WHAT IS ASKED: Copy each line where the word "image" occurs.

TASK INPUT:

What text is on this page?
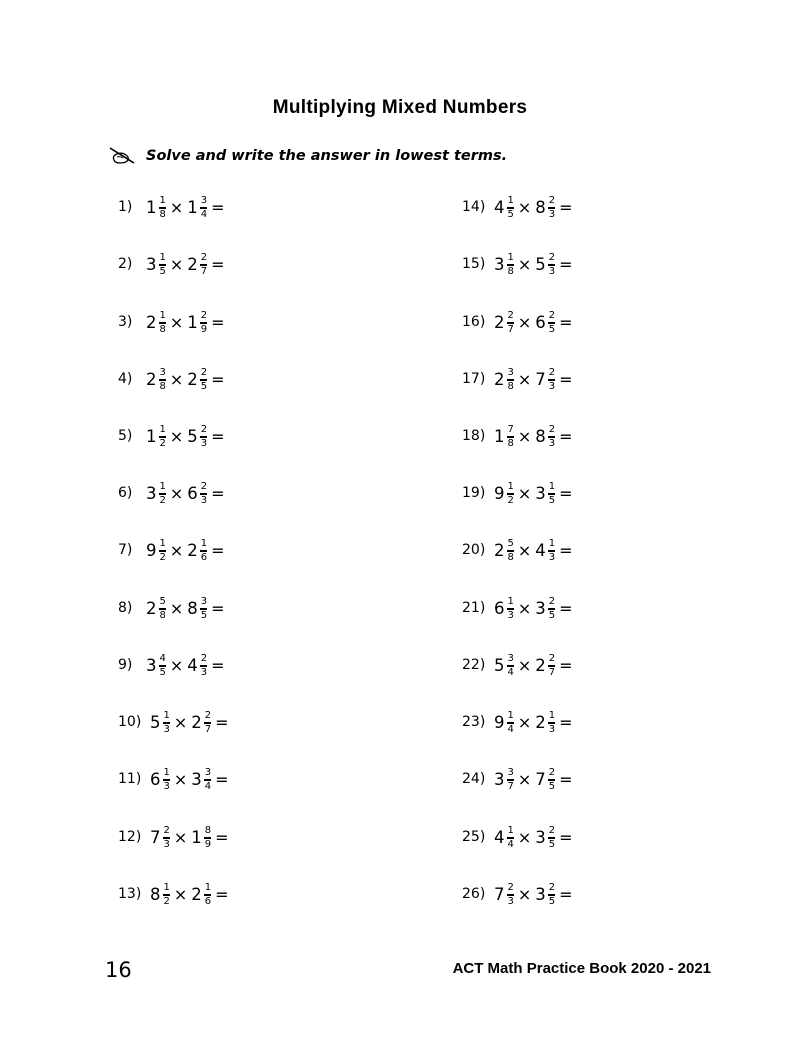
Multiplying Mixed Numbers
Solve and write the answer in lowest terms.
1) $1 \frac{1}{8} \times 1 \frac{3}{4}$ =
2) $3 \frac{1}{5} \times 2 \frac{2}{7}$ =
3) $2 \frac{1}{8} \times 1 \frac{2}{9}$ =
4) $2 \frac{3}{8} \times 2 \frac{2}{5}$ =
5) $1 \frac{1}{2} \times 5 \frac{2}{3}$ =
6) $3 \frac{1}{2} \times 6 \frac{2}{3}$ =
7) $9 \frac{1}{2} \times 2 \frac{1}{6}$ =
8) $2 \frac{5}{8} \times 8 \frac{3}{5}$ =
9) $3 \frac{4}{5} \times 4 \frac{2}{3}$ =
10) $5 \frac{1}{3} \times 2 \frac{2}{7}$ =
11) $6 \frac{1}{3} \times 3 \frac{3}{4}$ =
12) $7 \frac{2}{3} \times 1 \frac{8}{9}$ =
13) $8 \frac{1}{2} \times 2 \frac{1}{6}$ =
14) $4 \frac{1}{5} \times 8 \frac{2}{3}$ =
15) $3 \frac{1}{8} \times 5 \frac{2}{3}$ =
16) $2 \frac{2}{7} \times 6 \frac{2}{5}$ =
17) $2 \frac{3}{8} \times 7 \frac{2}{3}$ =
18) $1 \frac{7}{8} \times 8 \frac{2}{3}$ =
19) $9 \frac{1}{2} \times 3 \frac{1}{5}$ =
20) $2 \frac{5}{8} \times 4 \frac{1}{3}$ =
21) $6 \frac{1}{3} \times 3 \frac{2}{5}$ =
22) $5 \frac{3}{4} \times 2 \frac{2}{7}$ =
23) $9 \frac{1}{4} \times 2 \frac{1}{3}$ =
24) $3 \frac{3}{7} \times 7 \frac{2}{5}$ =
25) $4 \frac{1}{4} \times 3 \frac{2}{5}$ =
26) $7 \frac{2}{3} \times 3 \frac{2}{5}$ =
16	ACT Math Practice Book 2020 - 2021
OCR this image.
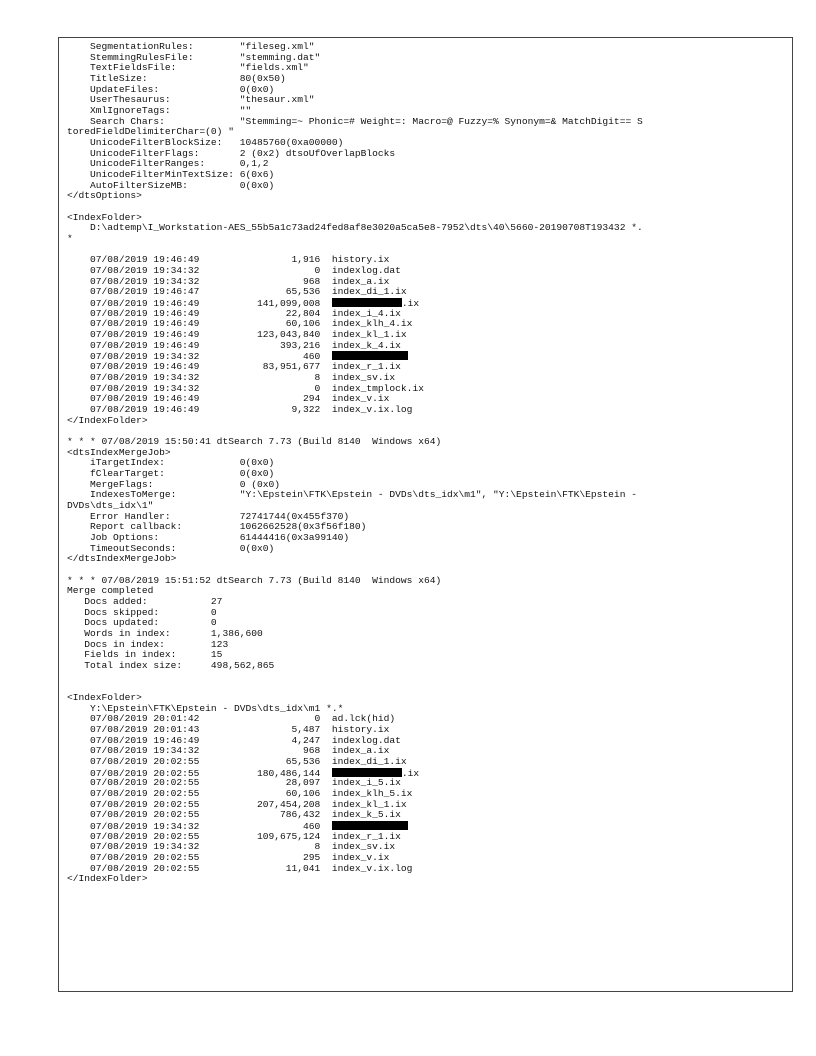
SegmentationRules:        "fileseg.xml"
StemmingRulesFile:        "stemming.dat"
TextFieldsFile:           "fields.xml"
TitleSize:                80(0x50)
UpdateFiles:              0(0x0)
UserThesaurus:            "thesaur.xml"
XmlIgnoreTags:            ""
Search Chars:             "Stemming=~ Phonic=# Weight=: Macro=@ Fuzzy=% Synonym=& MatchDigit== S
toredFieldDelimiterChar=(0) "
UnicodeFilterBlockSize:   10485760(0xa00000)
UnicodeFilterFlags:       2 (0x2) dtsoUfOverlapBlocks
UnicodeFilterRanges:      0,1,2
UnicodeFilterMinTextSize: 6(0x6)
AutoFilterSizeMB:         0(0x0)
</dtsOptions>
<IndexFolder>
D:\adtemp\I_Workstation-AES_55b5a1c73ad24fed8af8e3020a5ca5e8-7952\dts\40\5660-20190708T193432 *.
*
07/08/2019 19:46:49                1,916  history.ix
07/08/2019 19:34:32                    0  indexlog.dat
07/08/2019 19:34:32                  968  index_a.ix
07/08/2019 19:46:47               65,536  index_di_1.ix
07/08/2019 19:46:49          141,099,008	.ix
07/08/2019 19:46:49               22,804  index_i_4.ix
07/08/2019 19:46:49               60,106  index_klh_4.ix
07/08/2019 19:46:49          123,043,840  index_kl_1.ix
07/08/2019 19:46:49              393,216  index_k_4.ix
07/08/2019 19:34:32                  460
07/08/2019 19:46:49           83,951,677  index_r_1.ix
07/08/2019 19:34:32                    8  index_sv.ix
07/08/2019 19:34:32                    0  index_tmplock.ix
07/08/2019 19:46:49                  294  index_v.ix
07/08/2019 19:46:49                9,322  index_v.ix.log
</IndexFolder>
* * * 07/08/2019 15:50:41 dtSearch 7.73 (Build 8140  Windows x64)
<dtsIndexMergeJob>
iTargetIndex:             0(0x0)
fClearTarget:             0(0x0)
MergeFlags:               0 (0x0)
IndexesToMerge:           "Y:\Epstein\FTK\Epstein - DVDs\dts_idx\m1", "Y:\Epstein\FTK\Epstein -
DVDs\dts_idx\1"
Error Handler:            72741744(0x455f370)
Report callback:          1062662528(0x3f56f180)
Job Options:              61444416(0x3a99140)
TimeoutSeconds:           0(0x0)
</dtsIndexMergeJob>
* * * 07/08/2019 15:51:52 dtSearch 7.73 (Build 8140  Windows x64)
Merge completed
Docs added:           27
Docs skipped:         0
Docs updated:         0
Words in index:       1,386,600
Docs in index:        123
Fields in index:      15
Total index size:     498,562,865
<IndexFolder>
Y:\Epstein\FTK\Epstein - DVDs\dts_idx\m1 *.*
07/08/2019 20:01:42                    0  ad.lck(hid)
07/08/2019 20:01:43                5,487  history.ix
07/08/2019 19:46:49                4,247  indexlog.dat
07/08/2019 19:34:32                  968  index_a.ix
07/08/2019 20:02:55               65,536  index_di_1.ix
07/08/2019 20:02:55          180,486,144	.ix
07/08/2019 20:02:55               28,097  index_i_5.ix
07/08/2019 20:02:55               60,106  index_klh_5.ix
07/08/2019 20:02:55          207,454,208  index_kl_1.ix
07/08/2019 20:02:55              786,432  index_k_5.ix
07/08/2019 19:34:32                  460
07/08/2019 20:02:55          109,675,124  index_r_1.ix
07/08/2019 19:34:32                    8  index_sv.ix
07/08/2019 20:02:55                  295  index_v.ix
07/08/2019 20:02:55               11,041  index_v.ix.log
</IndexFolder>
---
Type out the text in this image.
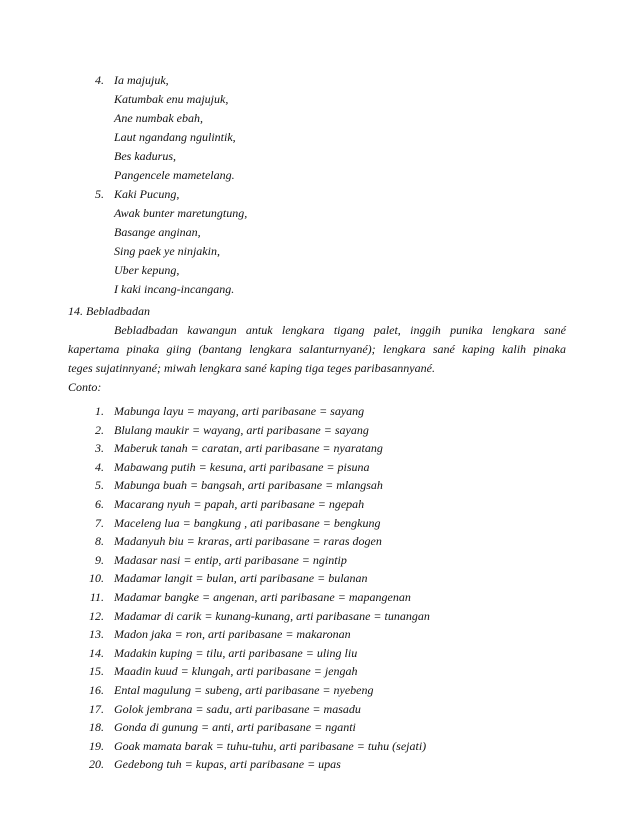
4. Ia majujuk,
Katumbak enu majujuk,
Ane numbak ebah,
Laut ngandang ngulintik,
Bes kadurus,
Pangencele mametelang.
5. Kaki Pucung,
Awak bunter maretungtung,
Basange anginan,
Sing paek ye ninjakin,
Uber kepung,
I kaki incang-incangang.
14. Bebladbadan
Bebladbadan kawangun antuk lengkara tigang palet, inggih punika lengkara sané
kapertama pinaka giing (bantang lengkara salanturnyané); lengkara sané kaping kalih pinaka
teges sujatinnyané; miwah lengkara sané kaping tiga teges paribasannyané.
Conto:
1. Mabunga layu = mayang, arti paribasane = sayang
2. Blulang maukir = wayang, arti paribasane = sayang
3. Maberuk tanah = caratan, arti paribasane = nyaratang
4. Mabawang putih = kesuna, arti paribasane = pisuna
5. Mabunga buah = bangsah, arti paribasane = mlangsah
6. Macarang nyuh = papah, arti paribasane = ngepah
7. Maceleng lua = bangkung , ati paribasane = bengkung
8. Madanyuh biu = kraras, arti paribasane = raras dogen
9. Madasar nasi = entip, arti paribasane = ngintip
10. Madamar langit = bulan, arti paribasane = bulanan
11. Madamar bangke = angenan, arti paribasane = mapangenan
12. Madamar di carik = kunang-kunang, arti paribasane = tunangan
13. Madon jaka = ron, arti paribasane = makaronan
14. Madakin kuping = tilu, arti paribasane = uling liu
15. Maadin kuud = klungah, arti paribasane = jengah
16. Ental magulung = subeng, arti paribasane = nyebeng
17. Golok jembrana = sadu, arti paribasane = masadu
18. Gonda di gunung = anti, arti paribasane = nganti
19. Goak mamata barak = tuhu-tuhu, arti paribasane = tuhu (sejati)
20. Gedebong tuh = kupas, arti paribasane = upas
* * *
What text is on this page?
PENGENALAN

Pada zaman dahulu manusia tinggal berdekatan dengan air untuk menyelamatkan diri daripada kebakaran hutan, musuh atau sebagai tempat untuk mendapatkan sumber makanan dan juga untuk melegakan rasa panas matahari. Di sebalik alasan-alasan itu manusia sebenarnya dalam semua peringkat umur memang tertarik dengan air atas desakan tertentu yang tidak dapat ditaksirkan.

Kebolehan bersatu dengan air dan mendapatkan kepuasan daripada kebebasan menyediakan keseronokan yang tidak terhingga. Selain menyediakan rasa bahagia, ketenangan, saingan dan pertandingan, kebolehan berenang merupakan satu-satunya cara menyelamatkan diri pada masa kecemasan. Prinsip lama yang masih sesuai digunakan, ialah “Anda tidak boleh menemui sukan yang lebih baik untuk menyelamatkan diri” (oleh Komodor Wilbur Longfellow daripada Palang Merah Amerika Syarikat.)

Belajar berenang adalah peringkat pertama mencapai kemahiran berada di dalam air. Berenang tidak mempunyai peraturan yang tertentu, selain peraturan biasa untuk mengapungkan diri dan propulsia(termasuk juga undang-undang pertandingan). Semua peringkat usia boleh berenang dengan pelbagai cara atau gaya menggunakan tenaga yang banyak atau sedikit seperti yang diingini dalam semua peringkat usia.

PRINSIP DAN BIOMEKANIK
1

TASK SOLUTION:
OCR this image.
Type out the text in this image.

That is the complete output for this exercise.